Exercise: Transcribe all of the data exactly. Omit the pictures.

Material provided:
——————————
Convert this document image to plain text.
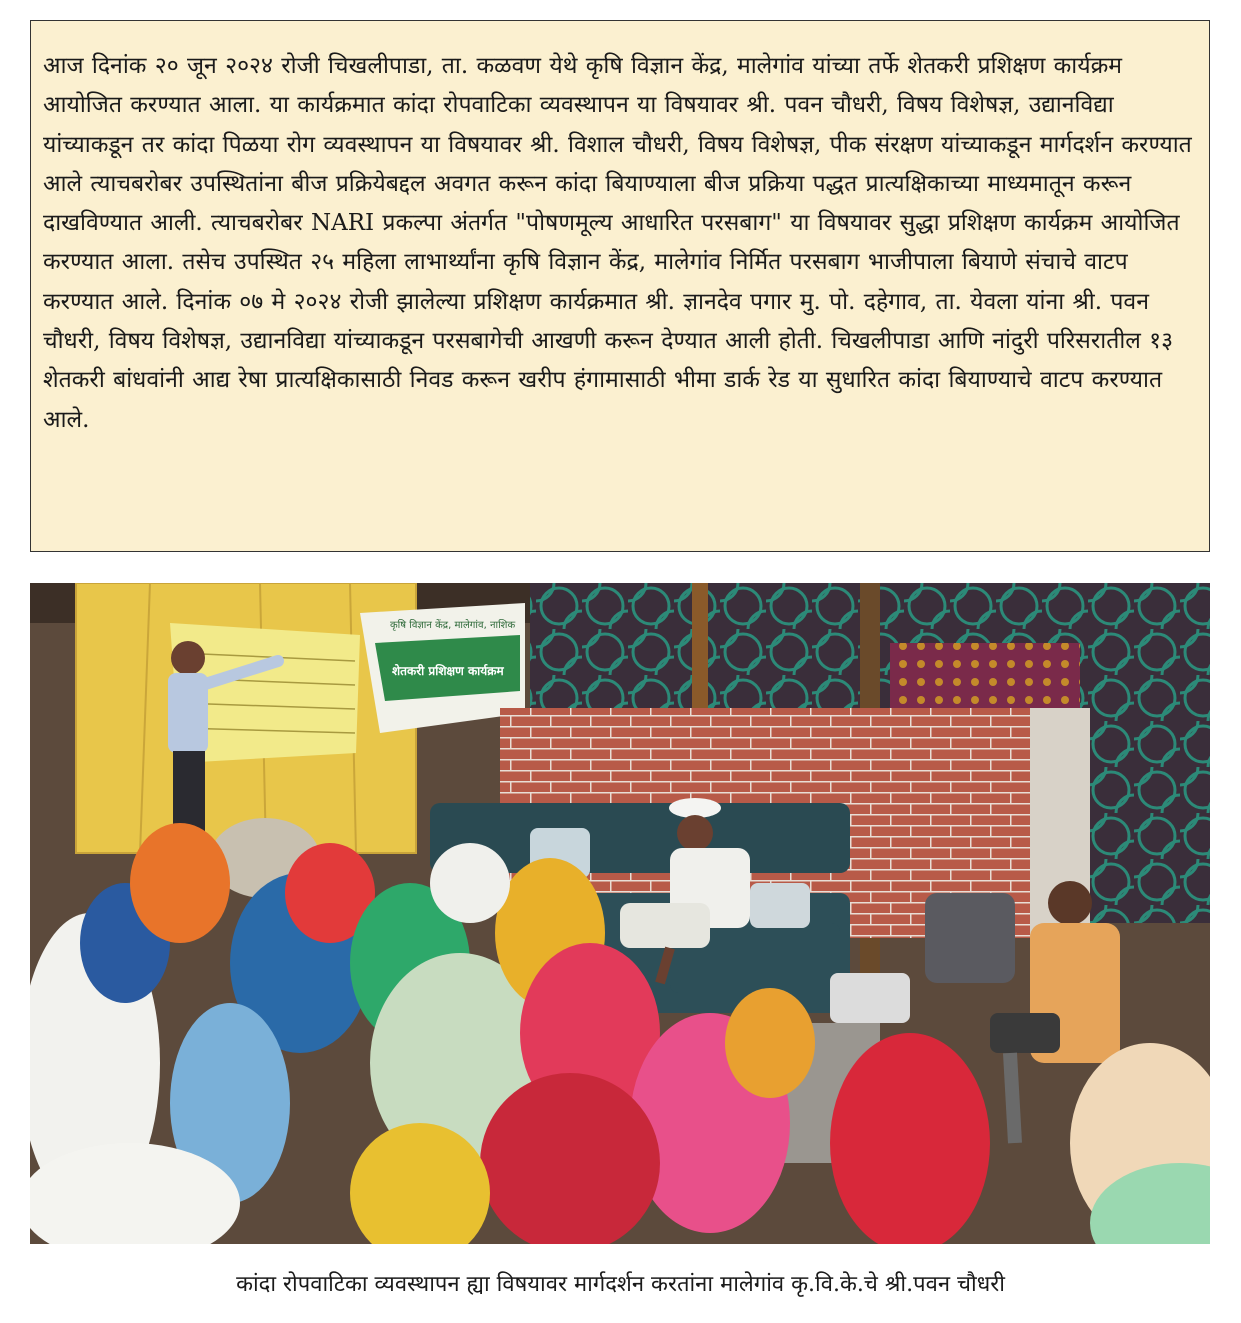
आज दिनांक २० जून २०२४ रोजी चिखलीपाडा, ता. कळवण येथे कृषि विज्ञान केंद्र, मालेगांव यांच्या तर्फे शेतकरी प्रशिक्षण कार्यक्रम आयोजित करण्यात आला. या कार्यक्रमात कांदा रोपवाटिका व्यवस्थापन या विषयावर श्री. पवन चौधरी, विषय विशेषज्ञ, उद्यानविद्या यांच्याकडून तर कांदा पिळया रोग व्यवस्थापन या विषयावर श्री. विशाल चौधरी, विषय विशेषज्ञ, पीक संरक्षण यांच्याकडून मार्गदर्शन करण्यात आले त्याचबरोबर उपस्थितांना बीज प्रक्रियेबद्दल अवगत करून कांदा बियाण्याला बीज प्रक्रिया पद्धत प्रात्यक्षिकाच्या माध्यमातून करून दाखविण्यात आली. त्याचबरोबर NARI प्रकल्पा अंतर्गत "पोषणमूल्य आधारित परसबाग" या विषयावर सुद्धा प्रशिक्षण कार्यक्रम आयोजित करण्यात आला. तसेच उपस्थित २५ महिला लाभार्थ्यांना कृषि विज्ञान केंद्र, मालेगांव निर्मित परसबाग भाजीपाला बियाणे संचाचे वाटप करण्यात आले. दिनांक ०७ मे २०२४ रोजी झालेल्या प्रशिक्षण कार्यक्रमात श्री. ज्ञानदेव पगार मु. पो. दहेगाव, ता. येवला यांना श्री. पवन चौधरी, विषय विशेषज्ञ, उद्यानविद्या यांच्याकडून परसबागेची आखणी करून देण्यात आली होती. चिखलीपाडा आणि नांदुरी परिसरातील १३ शेतकरी बांधवांनी आद्य रेषा प्रात्यक्षिकासाठी निवड करून खरीप हंगामासाठी भीमा डार्क रेड या सुधारित कांदा बियाण्याचे वाटप करण्यात आले.

कृषि विज्ञान केंद्र, मालेगांव, नाशिक
शेतकरी प्रशिक्षण कार्यक्रम
कांदा रोपवाटिका व्यवस्थापन ह्या विषयावर मार्गदर्शन करतांना मालेगांव कृ.वि.के.चे श्री.पवन चौधरी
——————————
Exercise response:
Convert this document image to plain text.
आज दिनांक २० जून २०२४ रोजी चिखलीपाडा, ता. कळवण येथे कृषि विज्ञान केंद्र, मालेगांव यांच्या तर्फे शेतकरी प्रशिक्षण कार्यक्रम आयोजित करण्यात आला. या कार्यक्रमात कांदा रोपवाटिका व्यवस्थापन या विषयावर श्री. पवन चौधरी, विषय विशेषज्ञ, उद्यानविद्या यांच्याकडून तर कांदा पिळया रोग व्यवस्थापन या विषयावर श्री. विशाल चौधरी, विषय विशेषज्ञ, पीक संरक्षण यांच्याकडून मार्गदर्शन करण्यात आले त्याचबरोबर उपस्थितांना बीज प्रक्रियेबद्दल अवगत करून कांदा बियाण्याला बीज प्रक्रिया पद्धत प्रात्यक्षिकाच्या माध्यमातून करून दाखविण्यात आली. त्याचबरोबर NARI प्रकल्पा अंतर्गत "पोषणमूल्य आधारित परसबाग" या विषयावर सुद्धा प्रशिक्षण कार्यक्रम आयोजित करण्यात आला. तसेच उपस्थित २५ महिला लाभार्थ्यांना कृषि विज्ञान केंद्र, मालेगांव निर्मित परसबाग भाजीपाला बियाणे संचाचे वाटप करण्यात आले. दिनांक ०७ मे २०२४ रोजी झालेल्या प्रशिक्षण कार्यक्रमात श्री. ज्ञानदेव पगार मु. पो. दहेगाव, ता. येवला यांना श्री. पवन चौधरी, विषय विशेषज्ञ, उद्यानविद्या यांच्याकडून परसबागेची आखणी करून देण्यात आली होती. चिखलीपाडा आणि नांदुरी परिसरातील १३ शेतकरी बांधवांनी आद्य रेषा प्रात्यक्षिकासाठी निवड करून खरीप हंगामासाठी भीमा डार्क रेड या सुधारित कांदा बियाण्याचे वाटप करण्यात आले.

कृषि विज्ञान केंद्र, मालेगांव, नाशिक
शेतकरी प्रशिक्षण कार्यक्रम
कांदा रोपवाटिका व्यवस्थापन ह्या विषयावर मार्गदर्शन करतांना मालेगांव कृ.वि.के.चे श्री.पवन चौधरी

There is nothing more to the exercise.